━━━ RECORDS SUPPLIED

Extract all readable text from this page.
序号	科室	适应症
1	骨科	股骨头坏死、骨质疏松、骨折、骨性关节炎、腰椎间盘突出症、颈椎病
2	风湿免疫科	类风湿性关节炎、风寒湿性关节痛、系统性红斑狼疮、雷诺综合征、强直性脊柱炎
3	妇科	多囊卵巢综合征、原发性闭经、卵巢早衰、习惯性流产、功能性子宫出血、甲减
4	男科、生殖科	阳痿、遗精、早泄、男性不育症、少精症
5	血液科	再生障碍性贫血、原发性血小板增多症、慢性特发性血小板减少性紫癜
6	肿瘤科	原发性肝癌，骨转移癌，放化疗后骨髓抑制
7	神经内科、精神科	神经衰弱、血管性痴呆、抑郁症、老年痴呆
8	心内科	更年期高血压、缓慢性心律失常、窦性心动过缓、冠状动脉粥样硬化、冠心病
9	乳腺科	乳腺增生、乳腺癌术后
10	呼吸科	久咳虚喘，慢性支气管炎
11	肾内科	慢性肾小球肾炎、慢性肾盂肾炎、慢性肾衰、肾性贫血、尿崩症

━━━━━━
━━━ RECORDS SUPPLIED

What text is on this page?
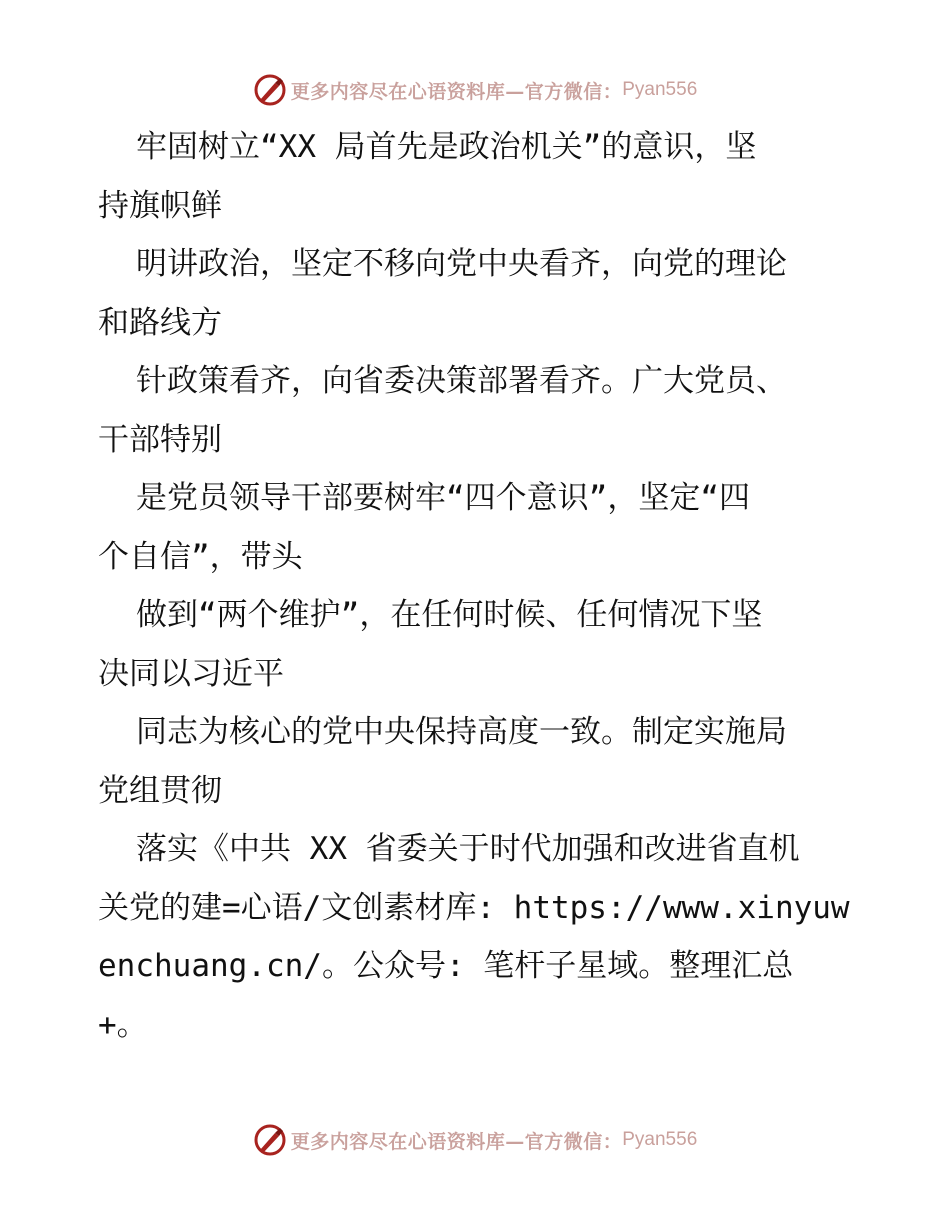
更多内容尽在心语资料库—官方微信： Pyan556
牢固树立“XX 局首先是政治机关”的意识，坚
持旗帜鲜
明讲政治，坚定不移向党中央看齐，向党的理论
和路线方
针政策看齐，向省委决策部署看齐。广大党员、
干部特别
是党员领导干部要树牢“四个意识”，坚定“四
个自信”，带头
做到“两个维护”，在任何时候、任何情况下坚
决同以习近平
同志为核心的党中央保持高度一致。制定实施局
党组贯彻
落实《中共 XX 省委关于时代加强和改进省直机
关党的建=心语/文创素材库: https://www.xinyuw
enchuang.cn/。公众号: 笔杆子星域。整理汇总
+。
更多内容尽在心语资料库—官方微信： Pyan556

━━━━━━
━━━ RECORDS SUPPLIED

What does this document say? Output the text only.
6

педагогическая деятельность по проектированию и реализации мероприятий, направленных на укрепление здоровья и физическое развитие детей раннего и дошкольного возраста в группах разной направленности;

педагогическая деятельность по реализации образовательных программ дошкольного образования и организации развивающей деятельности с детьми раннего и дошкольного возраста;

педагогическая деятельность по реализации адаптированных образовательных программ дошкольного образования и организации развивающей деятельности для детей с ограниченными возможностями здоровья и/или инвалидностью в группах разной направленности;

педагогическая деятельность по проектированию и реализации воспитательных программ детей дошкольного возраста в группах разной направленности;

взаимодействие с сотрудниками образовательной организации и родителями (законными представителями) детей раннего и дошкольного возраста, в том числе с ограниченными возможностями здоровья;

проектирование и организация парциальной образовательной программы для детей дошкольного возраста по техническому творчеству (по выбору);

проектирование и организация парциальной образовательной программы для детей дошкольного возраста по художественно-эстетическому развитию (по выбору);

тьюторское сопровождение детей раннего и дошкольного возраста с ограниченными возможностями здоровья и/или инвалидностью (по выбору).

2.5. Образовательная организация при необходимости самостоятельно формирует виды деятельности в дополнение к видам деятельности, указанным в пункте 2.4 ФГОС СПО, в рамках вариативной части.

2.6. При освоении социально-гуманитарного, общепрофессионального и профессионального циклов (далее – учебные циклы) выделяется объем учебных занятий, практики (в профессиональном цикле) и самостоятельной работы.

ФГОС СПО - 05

━━━━━━

=== WORK TO BE COMPLETED ===
State how many lines of the data include the word "образовательных", with nothing else.

=== FINISHED TASK ===
2